# YOUR TASK
Drop the images; return everything else in the listing below exactly.

[Data records]
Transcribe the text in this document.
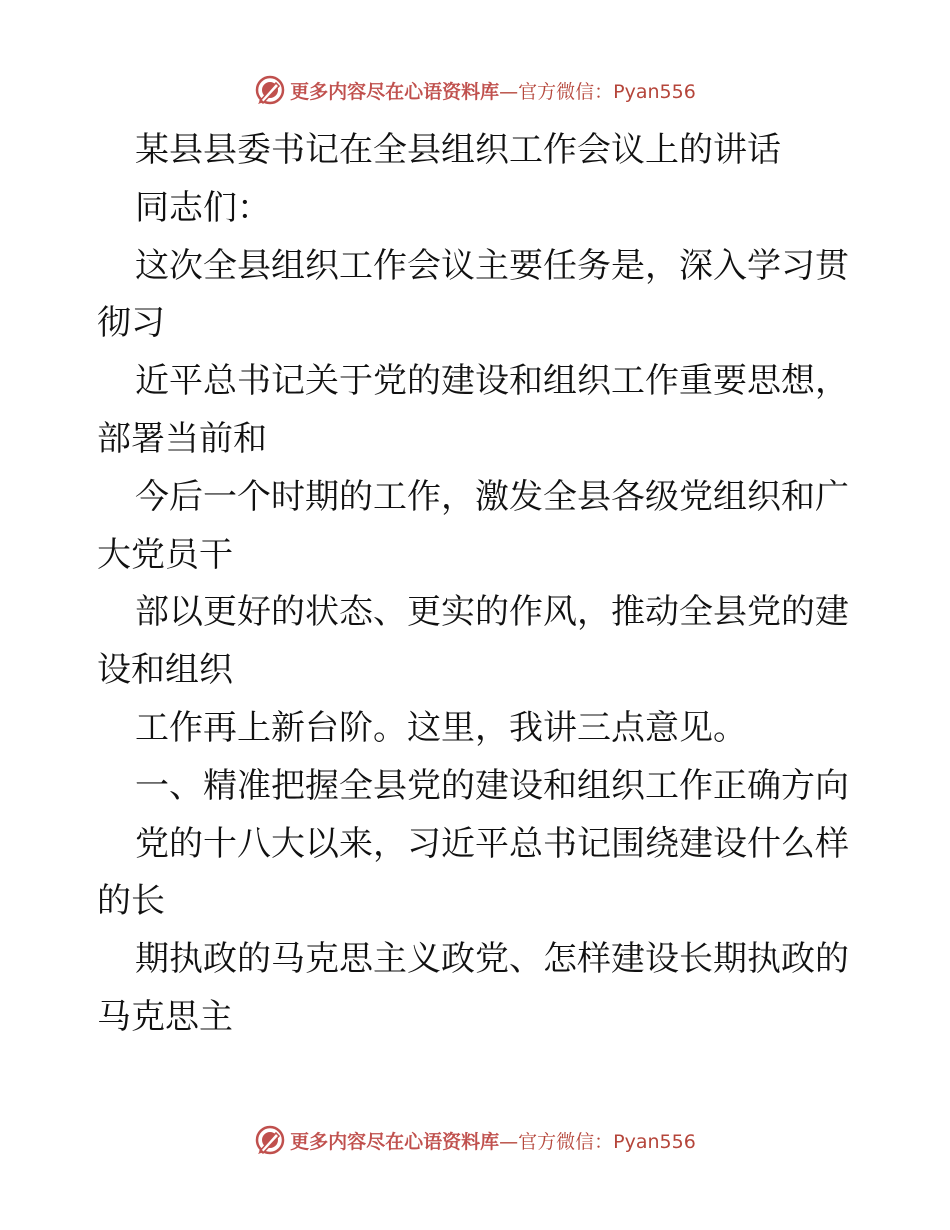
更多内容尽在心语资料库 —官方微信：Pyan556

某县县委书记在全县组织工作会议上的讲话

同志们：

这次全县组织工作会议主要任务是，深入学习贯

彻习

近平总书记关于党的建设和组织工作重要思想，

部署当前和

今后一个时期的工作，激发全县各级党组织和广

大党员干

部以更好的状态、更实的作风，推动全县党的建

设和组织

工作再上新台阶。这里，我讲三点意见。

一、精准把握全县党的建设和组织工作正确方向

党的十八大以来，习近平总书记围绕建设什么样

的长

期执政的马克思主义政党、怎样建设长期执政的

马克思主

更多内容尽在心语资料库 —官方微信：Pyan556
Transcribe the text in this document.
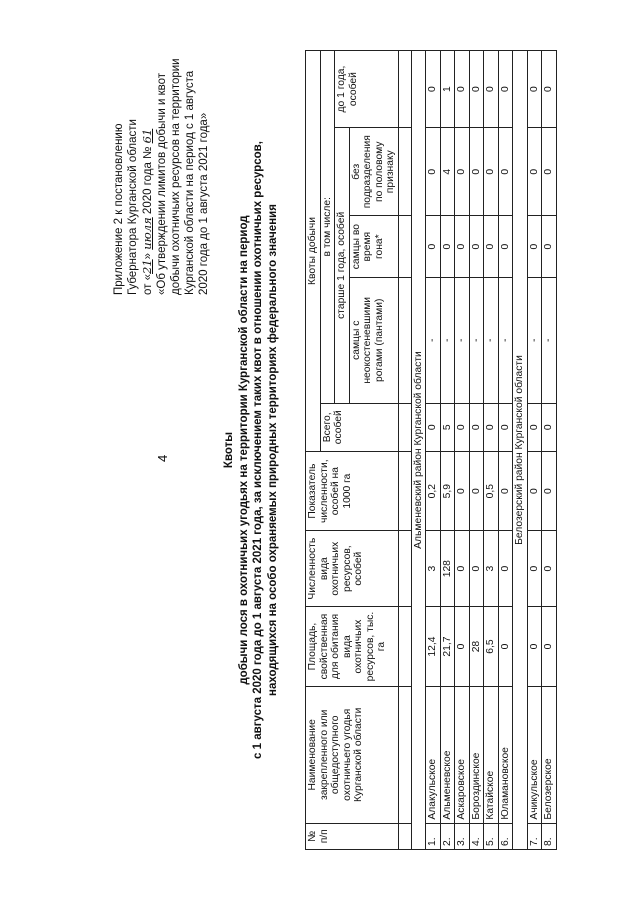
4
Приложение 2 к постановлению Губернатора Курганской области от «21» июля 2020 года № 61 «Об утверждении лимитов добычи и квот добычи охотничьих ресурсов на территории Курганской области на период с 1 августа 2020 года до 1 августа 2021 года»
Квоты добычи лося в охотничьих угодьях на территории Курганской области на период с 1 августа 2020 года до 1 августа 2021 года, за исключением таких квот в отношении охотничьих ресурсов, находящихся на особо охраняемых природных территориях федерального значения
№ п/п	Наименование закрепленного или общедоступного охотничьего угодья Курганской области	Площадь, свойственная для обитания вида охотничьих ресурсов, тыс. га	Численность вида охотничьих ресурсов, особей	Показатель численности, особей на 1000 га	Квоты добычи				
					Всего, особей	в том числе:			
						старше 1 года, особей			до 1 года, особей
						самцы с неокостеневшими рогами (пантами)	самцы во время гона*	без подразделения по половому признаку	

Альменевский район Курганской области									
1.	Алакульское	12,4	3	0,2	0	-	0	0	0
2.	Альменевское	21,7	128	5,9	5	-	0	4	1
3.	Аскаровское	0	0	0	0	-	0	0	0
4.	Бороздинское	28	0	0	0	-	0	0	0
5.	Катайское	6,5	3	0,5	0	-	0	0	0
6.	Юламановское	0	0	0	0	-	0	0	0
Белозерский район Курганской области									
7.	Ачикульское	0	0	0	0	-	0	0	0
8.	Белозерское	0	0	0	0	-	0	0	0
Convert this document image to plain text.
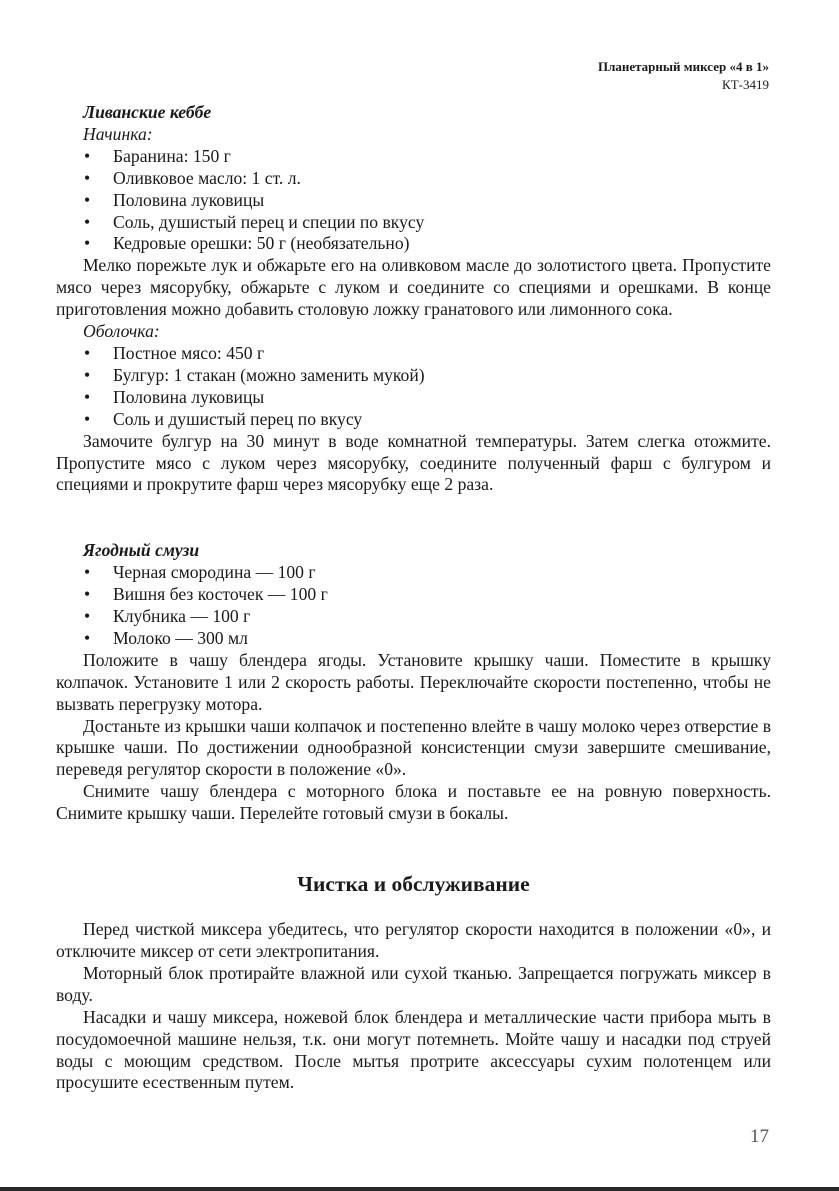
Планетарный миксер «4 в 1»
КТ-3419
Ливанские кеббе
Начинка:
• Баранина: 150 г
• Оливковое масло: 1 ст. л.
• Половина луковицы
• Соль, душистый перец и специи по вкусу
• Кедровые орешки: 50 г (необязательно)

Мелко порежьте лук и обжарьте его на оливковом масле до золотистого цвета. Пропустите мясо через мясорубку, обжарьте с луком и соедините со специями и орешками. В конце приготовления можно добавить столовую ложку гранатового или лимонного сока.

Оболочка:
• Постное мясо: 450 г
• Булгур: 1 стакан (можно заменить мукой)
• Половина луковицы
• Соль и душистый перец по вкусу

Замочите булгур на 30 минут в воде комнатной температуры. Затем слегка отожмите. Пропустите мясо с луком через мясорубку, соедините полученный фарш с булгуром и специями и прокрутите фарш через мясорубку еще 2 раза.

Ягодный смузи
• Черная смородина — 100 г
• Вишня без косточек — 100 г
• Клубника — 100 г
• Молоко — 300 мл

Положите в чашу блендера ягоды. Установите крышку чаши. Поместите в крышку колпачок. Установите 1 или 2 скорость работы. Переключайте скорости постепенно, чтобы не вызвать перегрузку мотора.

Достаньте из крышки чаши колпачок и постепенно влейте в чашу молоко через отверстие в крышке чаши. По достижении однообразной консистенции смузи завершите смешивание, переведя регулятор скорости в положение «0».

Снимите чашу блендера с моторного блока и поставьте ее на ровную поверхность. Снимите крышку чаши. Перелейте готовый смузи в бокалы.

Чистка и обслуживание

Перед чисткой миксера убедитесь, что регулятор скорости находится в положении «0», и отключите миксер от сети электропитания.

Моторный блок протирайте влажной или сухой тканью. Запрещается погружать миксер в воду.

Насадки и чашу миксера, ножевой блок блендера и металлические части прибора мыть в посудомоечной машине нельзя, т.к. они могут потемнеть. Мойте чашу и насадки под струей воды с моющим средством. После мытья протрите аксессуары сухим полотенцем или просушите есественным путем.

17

# OUTPUT FOR THIS EXERCISE
Transcribe the text in this document.
更多内容尽在心语资料库 —官方微信：Pyan556

某县县委书记在全县组织工作会议上的讲话

同志们：

这次全县组织工作会议主要任务是，深入学习贯

彻习

近平总书记关于党的建设和组织工作重要思想，

部署当前和

今后一个时期的工作，激发全县各级党组织和广

大党员干

部以更好的状态、更实的作风，推动全县党的建

设和组织

工作再上新台阶。这里，我讲三点意见。

一、精准把握全县党的建设和组织工作正确方向

党的十八大以来，习近平总书记围绕建设什么样

的长

期执政的马克思主义政党、怎样建设长期执政的

马克思主

更多内容尽在心语资料库 —官方微信：Pyan556
Transcribe the text in this document.
4
Приложение 2 к постановлению Губернатора Курганской области от «21» июля 2020 года № 61 «Об утверждении лимитов добычи и квот добычи охотничьих ресурсов на территории Курганской области на период с 1 августа 2020 года до 1 августа 2021 года»
Квоты добычи лося в охотничьих угодьях на территории Курганской области на период с 1 августа 2020 года до 1 августа 2021 года, за исключением таких квот в отношении охотничьих ресурсов, находящихся на особо охраняемых природных территориях федерального значения
№ п/п	Наименование закрепленного или общедоступного охотничьего угодья Курганской области	Площадь, свойственная для обитания вида охотничьих ресурсов, тыс. га	Численность вида охотничьих ресурсов, особей	Показатель численности, особей на 1000 га	Квоты добычи				
					Всего, особей	в том числе:			
						старше 1 года, особей			до 1 года, особей
						самцы с неокостеневшими рогами (пантами)	самцы во время гона*	без подразделения по половому признаку	

Альменевский район Курганской области									
1.	Алакульское	12,4	3	0,2	0	-	0	0	0
2.	Альменевское	21,7	128	5,9	5	-	0	4	1
3.	Аскаровское	0	0	0	0	-	0	0	0
4.	Бороздинское	28	0	0	0	-	0	0	0
5.	Катайское	6,5	3	0,5	0	-	0	0	0
6.	Юламановское	0	0	0	0	-	0	0	0
Белозерский район Курганской области									
7.	Ачикульское	0	0	0	0	-	0	0	0
8.	Белозерское	0	0	0	0	-	0	0	0
Convert this document image to plain text.
Планетарный миксер «4 в 1»
КТ-3419
Ливанские кеббе
Начинка:
• Баранина: 150 г
• Оливковое масло: 1 ст. л.
• Половина луковицы
• Соль, душистый перец и специи по вкусу
• Кедровые орешки: 50 г (необязательно)

Мелко порежьте лук и обжарьте его на оливковом масле до золотистого цвета. Пропустите мясо через мясорубку, обжарьте с луком и соедините со специями и орешками. В конце приготовления можно добавить столовую ложку гранатового или лимонного сока.

Оболочка:
• Постное мясо: 450 г
• Булгур: 1 стакан (можно заменить мукой)
• Половина луковицы
• Соль и душистый перец по вкусу

Замочите булгур на 30 минут в воде комнатной температуры. Затем слегка отожмите. Пропустите мясо с луком через мясорубку, соедините полученный фарш с булгуром и специями и прокрутите фарш через мясорубку еще 2 раза.

Ягодный смузи
• Черная смородина — 100 г
• Вишня без косточек — 100 г
• Клубника — 100 г
• Молоко — 300 мл

Положите в чашу блендера ягоды. Установите крышку чаши. Поместите в крышку колпачок. Установите 1 или 2 скорость работы. Переключайте скорости постепенно, чтобы не вызвать перегрузку мотора.

Достаньте из крышки чаши колпачок и постепенно влейте в чашу молоко через отверстие в крышке чаши. По достижении однообразной консистенции смузи завершите смешивание, переведя регулятор скорости в положение «0».

Снимите чашу блендера с моторного блока и поставьте ее на ровную поверхность. Снимите крышку чаши. Перелейте готовый смузи в бокалы.

Чистка и обслуживание

Перед чисткой миксера убедитесь, что регулятор скорости находится в положении «0», и отключите миксер от сети электропитания.

Моторный блок протирайте влажной или сухой тканью. Запрещается погружать миксер в воду.

Насадки и чашу миксера, ножевой блок блендера и металлические части прибора мыть в посудомоечной машине нельзя, т.к. они могут потемнеть. Мойте чашу и насадки под струей воды с моющим средством. После мытья протрите аксессуары сухим полотенцем или просушите есественным путем.

17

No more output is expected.